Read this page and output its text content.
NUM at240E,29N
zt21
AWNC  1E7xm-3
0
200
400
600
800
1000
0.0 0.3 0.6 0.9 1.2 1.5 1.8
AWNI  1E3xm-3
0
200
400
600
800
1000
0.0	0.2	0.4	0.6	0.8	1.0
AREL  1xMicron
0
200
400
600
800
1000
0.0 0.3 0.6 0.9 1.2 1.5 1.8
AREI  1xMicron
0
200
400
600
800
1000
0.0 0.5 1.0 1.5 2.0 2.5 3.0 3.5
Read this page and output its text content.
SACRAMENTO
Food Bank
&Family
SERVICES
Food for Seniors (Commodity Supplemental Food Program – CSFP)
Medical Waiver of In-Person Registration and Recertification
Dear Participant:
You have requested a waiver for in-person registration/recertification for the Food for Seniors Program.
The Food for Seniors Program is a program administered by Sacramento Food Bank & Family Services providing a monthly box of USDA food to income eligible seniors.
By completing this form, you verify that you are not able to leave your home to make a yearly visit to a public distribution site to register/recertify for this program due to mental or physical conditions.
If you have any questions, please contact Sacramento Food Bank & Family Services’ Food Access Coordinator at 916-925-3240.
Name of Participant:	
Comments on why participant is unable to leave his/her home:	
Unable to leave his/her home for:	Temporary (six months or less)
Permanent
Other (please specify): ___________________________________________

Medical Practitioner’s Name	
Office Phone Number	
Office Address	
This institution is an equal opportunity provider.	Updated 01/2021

_Aim_: Read through the lines above and collect those that contain the string "please".

_Response to the exercise_:
If you have any questions, please contact Sacramento Food Bank & Family Services’ Food Access Coordinator at 916-925-3240.
Other (please specify): ___________________________________________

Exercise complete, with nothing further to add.